Problem to solve →
Give a verbatim copy of the lines below, minus the pictures.

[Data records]
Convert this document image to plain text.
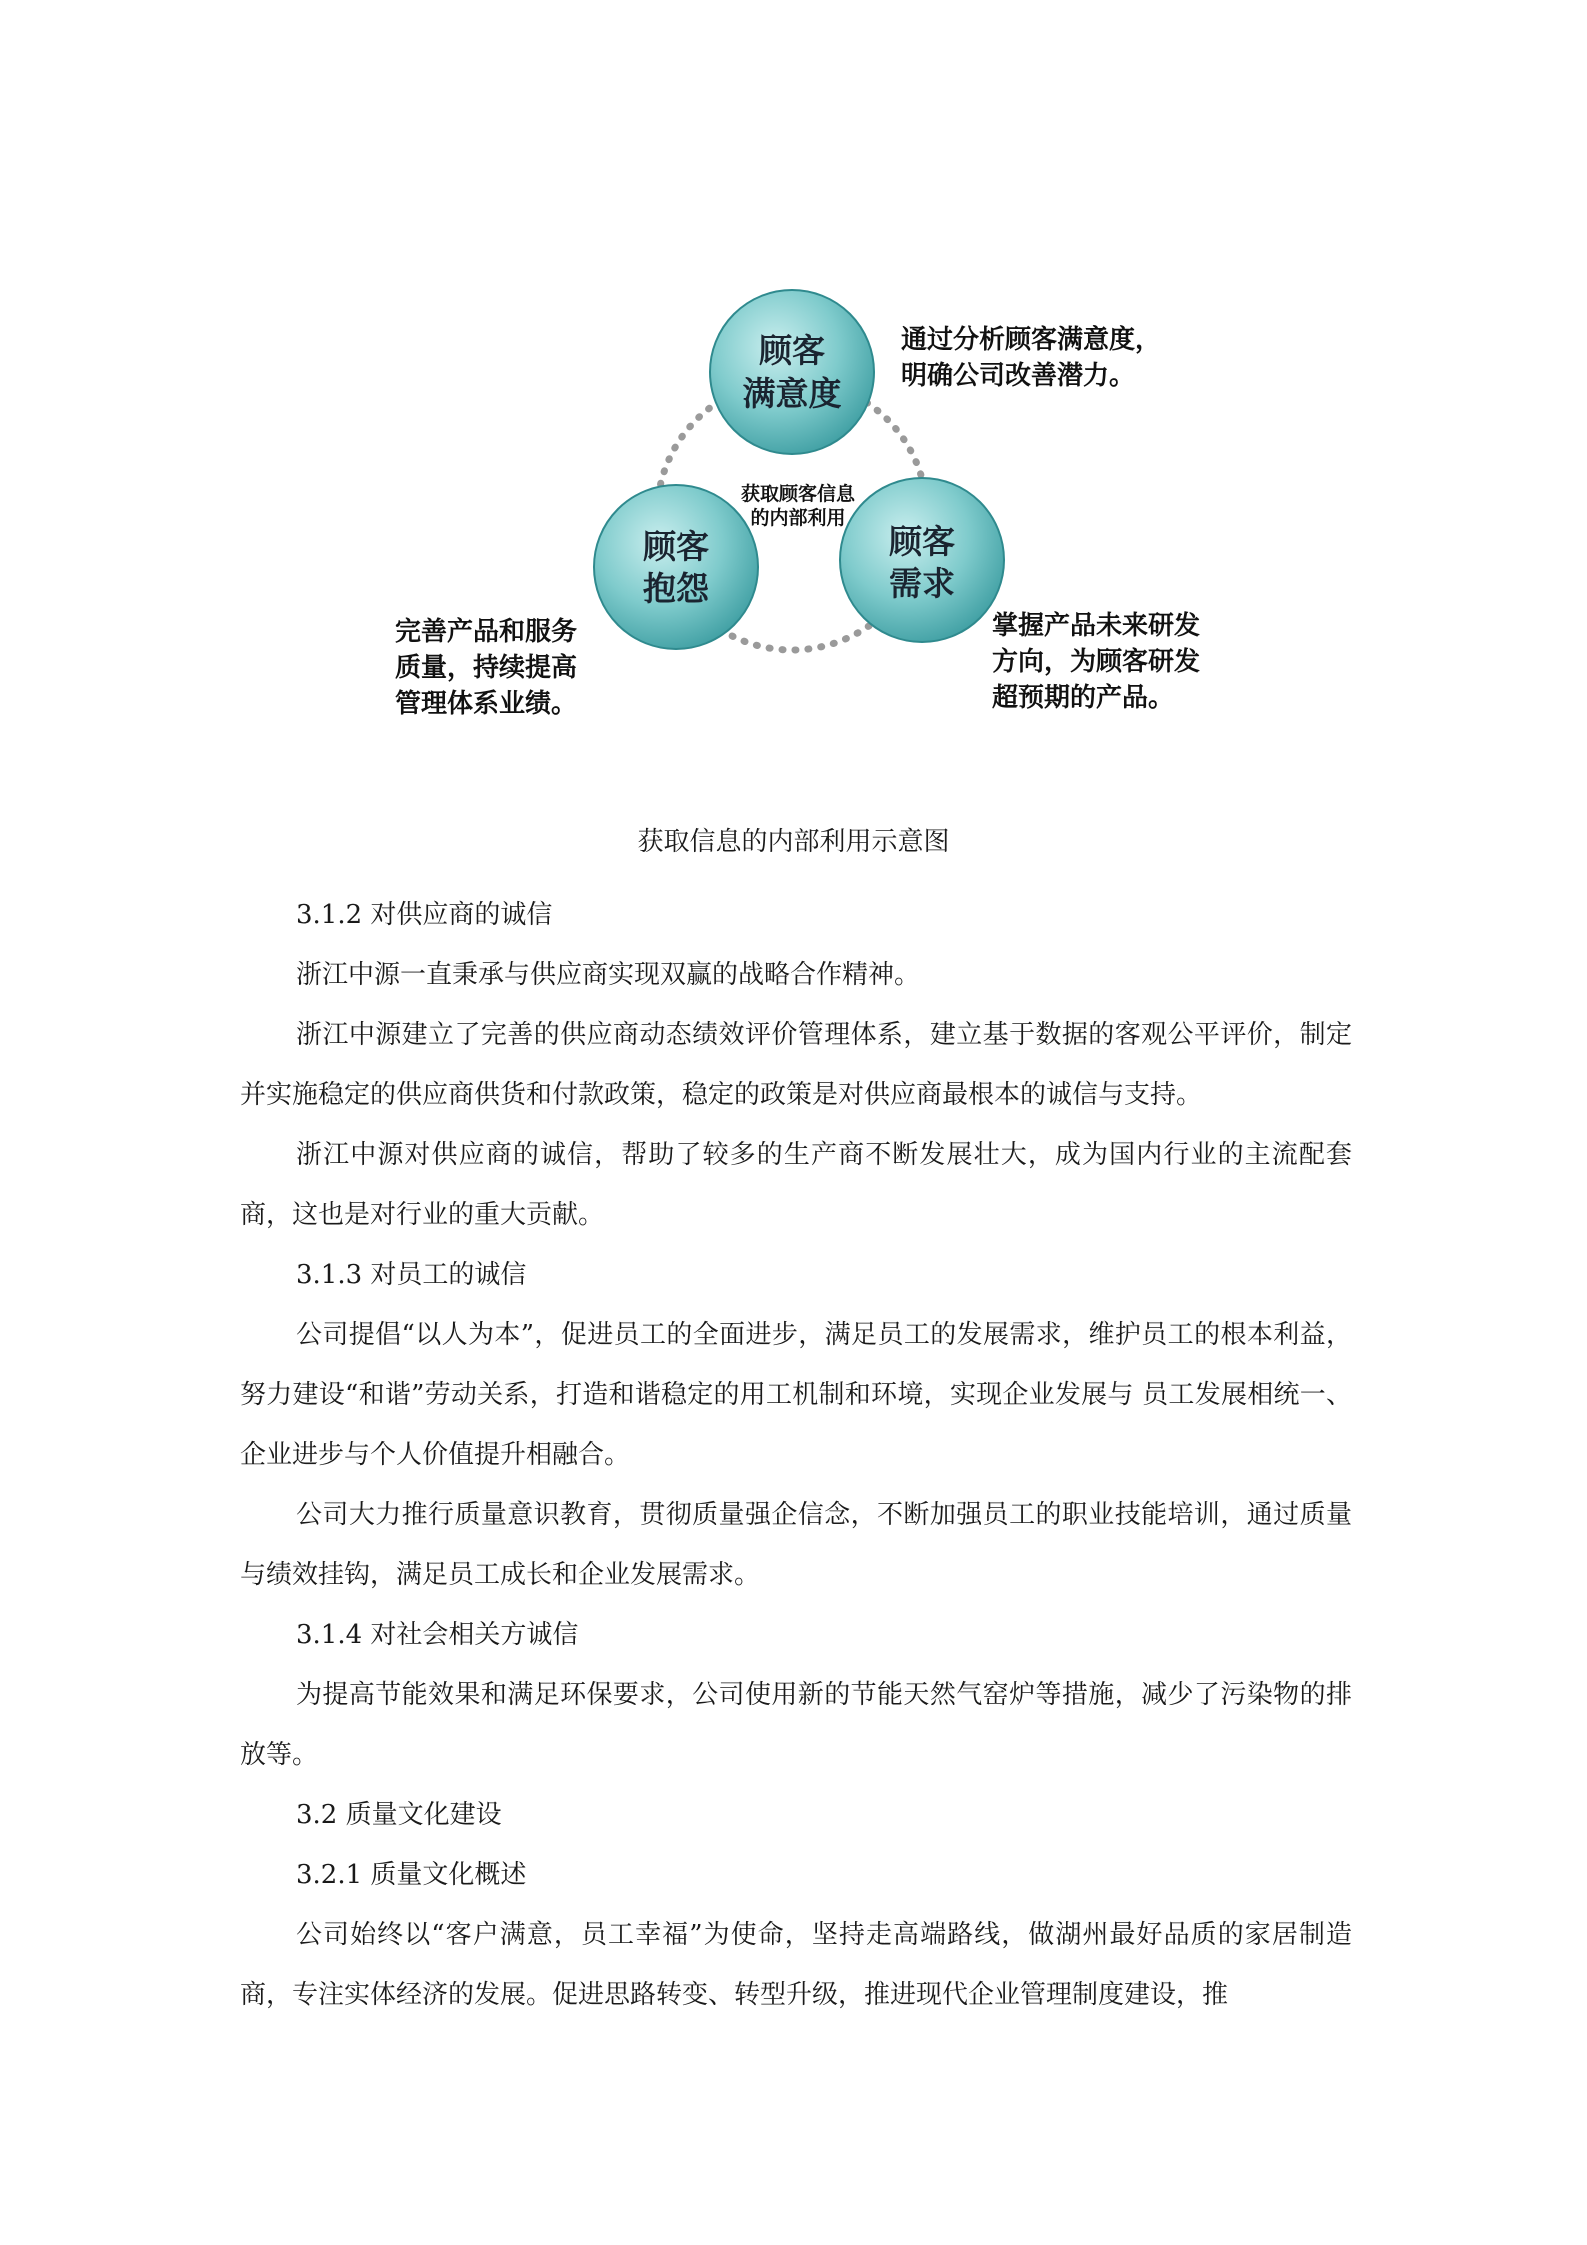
顾客
满意度
顾客
抱怨
顾客
需求
获取顾客信息
的内部利用
通过分析顾客满意度，
明确公司改善潜力。
完善产品和服务
质量，持续提高
管理体系业绩。
掌握产品未来研发
方向，为顾客研发
超预期的产品。
获取信息的内部利用示意图

3.1.2 对供应商的诚信

浙江中源一直秉承与供应商实现双赢的战略合作精神。

浙江中源建立了完善的供应商动态绩效评价管理体系，建立基于数据的客观公平评价，制定并实施稳定的供应商供货和付款政策，稳定的政策是对供应商最根本的诚信与支持。

浙江中源对供应商的诚信，帮助了较多的生产商不断发展壮大，成为国内行业的主流配套商，这也是对行业的重大贡献。

3.1.3 对员工的诚信

公司提倡“以人为本”，促进员工的全面进步，满足员工的发展需求，维护员工的根本利益，努力建设“和谐”劳动关系，打造和谐稳定的用工机制和环境，实现企业发展与 员工发展相统一、企业进步与个人价值提升相融合。

公司大力推行质量意识教育，贯彻质量强企信念，不断加强员工的职业技能培训，通过质量与绩效挂钩，满足员工成长和企业发展需求。

3.1.4 对社会相关方诚信

为提高节能效果和满足环保要求，公司使用新的节能天然气窑炉等措施，减少了污染物的排放等。

3.2 质量文化建设

3.2.1 质量文化概述

公司始终以“客户满意，员工幸福”为使命，坚持走高端路线，做湖州最好品质的家居制造商，专注实体经济的发展。促进思路转变、转型升级，推进现代企业管理制度建设，推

Answer →
Convert this document image to plain text.
顾客
满意度
顾客
抱怨
顾客
需求
获取顾客信息
的内部利用
通过分析顾客满意度，
明确公司改善潜力。
完善产品和服务
质量，持续提高
管理体系业绩。
掌握产品未来研发
方向，为顾客研发
超预期的产品。
获取信息的内部利用示意图

3.1.2 对供应商的诚信

浙江中源一直秉承与供应商实现双赢的战略合作精神。

浙江中源建立了完善的供应商动态绩效评价管理体系，建立基于数据的客观公平评价，制定并实施稳定的供应商供货和付款政策，稳定的政策是对供应商最根本的诚信与支持。

浙江中源对供应商的诚信，帮助了较多的生产商不断发展壮大，成为国内行业的主流配套商，这也是对行业的重大贡献。

3.1.3 对员工的诚信

公司提倡“以人为本”，促进员工的全面进步，满足员工的发展需求，维护员工的根本利益，努力建设“和谐”劳动关系，打造和谐稳定的用工机制和环境，实现企业发展与 员工发展相统一、企业进步与个人价值提升相融合。

公司大力推行质量意识教育，贯彻质量强企信念，不断加强员工的职业技能培训，通过质量与绩效挂钩，满足员工成长和企业发展需求。

3.1.4 对社会相关方诚信

为提高节能效果和满足环保要求，公司使用新的节能天然气窑炉等措施，减少了污染物的排放等。

3.2 质量文化建设

3.2.1 质量文化概述

公司始终以“客户满意，员工幸福”为使命，坚持走高端路线，做湖州最好品质的家居制造商，专注实体经济的发展。促进思路转变、转型升级，推进现代企业管理制度建设，推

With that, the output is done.